— WHAT THE TASK ASKS —
Return the full listing exactly as it is written.

— DATA PROVIDED —

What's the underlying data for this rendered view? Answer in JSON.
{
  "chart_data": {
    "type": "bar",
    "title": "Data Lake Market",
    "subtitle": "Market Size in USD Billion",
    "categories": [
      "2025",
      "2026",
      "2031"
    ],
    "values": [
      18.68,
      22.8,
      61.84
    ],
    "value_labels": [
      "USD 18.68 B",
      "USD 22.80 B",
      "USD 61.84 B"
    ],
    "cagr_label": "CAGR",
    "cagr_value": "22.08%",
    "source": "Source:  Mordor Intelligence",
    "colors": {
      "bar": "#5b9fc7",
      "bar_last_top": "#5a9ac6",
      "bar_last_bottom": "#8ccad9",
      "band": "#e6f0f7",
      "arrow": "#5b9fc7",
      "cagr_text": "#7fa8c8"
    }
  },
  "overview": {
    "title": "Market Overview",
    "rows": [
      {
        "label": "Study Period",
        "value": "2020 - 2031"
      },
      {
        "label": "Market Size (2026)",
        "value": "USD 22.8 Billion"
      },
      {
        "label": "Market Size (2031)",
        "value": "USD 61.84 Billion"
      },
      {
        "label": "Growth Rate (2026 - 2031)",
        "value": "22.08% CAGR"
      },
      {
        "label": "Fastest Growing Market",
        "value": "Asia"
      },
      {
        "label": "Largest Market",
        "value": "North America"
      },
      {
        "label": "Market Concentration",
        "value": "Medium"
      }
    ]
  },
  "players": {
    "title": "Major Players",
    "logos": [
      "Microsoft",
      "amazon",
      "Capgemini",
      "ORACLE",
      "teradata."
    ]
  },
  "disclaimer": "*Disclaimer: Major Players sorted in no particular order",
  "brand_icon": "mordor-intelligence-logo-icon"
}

— ANSWER —
What's the underlying data for this rendered view? Answer in JSON.
{
  "chart_data": {
    "type": "bar",
    "title": "Data Lake Market",
    "subtitle": "Market Size in USD Billion",
    "categories": [
      "2025",
      "2026",
      "2031"
    ],
    "values": [
      18.68,
      22.8,
      61.84
    ],
    "value_labels": [
      "USD 18.68 B",
      "USD 22.80 B",
      "USD 61.84 B"
    ],
    "cagr_label": "CAGR",
    "cagr_value": "22.08%",
    "source": "Source:  Mordor Intelligence",
    "colors": {
      "bar": "#5b9fc7",
      "bar_last_top": "#5a9ac6",
      "bar_last_bottom": "#8ccad9",
      "band": "#e6f0f7",
      "arrow": "#5b9fc7",
      "cagr_text": "#7fa8c8"
    }
  },
  "overview": {
    "title": "Market Overview",
    "rows": [
      {
        "label": "Study Period",
        "value": "2020 - 2031"
      },
      {
        "label": "Market Size (2026)",
        "value": "USD 22.8 Billion"
      },
      {
        "label": "Market Size (2031)",
        "value": "USD 61.84 Billion"
      },
      {
        "label": "Growth Rate (2026 - 2031)",
        "value": "22.08% CAGR"
      },
      {
        "label": "Fastest Growing Market",
        "value": "Asia"
      },
      {
        "label": "Largest Market",
        "value": "North America"
      },
      {
        "label": "Market Concentration",
        "value": "Medium"
      }
    ]
  },
  "players": {
    "title": "Major Players",
    "logos": [
      "Microsoft",
      "amazon",
      "Capgemini",
      "ORACLE",
      "teradata."
    ]
  },
  "disclaimer": "*Disclaimer: Major Players sorted in no particular order",
  "brand_icon": "mordor-intelligence-logo-icon"
}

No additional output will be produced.